### PROBLEM REQUIREMENTS
Of the lines in the records that follow, how many include the word "caption"? Answer with a bare number.

### RAW RECORDS
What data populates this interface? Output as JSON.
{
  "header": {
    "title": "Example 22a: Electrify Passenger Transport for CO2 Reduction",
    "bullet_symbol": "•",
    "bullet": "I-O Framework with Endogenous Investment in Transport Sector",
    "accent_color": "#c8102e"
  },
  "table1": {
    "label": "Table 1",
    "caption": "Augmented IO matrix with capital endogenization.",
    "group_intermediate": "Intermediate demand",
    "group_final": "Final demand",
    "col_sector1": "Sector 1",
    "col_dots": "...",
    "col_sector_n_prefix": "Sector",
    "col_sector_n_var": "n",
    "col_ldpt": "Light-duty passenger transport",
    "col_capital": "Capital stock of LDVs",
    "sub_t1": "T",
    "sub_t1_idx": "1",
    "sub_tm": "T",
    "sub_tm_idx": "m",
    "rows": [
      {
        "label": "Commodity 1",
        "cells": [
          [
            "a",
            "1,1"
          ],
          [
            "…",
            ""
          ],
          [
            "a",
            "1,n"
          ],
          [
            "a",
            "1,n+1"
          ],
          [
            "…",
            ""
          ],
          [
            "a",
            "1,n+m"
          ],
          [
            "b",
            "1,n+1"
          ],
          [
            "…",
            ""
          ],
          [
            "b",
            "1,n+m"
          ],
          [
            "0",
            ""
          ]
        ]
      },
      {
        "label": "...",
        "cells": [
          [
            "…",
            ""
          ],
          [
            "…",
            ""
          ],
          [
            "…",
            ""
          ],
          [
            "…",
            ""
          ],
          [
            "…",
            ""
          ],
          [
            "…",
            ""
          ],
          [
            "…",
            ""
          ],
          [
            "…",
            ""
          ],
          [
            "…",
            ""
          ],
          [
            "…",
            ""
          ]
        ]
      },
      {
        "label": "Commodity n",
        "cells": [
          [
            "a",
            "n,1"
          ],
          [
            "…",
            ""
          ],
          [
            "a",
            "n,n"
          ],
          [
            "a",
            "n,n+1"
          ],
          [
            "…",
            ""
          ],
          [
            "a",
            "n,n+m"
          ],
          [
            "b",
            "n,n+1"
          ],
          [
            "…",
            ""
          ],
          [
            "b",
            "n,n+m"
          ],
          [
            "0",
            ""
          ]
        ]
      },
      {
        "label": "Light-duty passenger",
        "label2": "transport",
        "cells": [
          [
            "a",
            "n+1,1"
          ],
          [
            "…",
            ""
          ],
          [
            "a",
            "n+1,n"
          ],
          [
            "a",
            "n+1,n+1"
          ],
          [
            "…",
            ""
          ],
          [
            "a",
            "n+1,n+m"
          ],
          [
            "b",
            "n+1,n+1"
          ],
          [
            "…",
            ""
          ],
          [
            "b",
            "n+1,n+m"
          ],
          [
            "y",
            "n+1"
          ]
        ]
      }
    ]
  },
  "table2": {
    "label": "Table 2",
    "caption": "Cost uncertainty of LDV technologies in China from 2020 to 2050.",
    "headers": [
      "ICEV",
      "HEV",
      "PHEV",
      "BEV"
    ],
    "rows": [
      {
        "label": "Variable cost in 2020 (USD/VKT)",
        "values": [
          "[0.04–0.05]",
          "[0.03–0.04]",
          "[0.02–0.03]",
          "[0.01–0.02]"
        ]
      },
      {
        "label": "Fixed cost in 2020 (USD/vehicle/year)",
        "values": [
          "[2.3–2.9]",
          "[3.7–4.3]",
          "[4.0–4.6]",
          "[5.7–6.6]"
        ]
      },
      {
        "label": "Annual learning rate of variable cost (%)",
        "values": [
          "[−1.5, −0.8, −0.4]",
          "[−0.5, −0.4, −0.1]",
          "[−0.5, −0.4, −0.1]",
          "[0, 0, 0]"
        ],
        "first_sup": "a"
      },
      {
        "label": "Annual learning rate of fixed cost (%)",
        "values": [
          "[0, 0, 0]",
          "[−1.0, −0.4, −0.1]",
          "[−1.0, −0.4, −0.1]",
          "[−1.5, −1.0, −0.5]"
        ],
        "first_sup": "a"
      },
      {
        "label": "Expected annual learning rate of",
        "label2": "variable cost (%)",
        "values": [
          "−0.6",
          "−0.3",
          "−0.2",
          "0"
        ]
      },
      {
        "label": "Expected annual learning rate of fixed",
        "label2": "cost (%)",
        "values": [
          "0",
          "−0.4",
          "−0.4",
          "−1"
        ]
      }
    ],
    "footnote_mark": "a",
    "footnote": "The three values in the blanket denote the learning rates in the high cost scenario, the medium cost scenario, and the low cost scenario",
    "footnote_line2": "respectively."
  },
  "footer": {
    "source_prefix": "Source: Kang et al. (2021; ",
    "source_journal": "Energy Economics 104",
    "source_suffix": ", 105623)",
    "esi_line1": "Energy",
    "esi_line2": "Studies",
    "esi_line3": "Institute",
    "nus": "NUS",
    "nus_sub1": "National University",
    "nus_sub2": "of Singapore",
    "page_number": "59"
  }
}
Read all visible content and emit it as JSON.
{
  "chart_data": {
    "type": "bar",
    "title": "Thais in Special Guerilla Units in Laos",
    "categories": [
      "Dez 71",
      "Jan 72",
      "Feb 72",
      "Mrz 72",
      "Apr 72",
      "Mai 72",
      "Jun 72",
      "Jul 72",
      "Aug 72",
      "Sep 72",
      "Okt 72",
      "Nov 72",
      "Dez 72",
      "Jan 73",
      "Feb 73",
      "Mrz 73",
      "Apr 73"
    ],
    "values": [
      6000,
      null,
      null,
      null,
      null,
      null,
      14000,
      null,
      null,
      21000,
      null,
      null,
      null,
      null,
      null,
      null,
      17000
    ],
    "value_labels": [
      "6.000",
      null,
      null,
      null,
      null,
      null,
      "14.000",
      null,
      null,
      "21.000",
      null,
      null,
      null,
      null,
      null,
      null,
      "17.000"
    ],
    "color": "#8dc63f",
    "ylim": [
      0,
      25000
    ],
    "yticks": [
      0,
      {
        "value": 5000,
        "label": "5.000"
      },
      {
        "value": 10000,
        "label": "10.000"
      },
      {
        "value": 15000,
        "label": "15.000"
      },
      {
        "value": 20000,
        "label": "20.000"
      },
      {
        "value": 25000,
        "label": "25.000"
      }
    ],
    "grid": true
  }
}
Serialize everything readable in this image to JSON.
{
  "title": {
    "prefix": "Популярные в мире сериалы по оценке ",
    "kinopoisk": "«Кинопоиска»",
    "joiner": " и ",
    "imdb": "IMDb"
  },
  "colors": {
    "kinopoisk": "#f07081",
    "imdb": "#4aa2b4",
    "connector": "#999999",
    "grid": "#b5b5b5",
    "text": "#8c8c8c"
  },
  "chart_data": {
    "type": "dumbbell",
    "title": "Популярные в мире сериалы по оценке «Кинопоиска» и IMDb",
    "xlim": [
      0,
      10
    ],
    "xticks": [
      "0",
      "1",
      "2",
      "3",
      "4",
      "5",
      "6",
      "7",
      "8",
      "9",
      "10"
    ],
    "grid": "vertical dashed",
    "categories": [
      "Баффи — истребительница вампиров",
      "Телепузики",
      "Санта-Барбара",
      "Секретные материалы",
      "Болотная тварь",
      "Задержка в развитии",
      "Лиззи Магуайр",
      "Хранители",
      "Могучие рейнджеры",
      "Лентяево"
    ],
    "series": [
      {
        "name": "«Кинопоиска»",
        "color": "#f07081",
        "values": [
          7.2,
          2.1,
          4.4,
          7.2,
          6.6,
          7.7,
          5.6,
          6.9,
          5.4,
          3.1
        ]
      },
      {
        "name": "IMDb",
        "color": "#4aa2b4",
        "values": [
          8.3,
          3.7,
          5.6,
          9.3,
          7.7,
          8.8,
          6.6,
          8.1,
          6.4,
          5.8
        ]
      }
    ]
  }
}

### ANSWER TO THE PROBLEM
2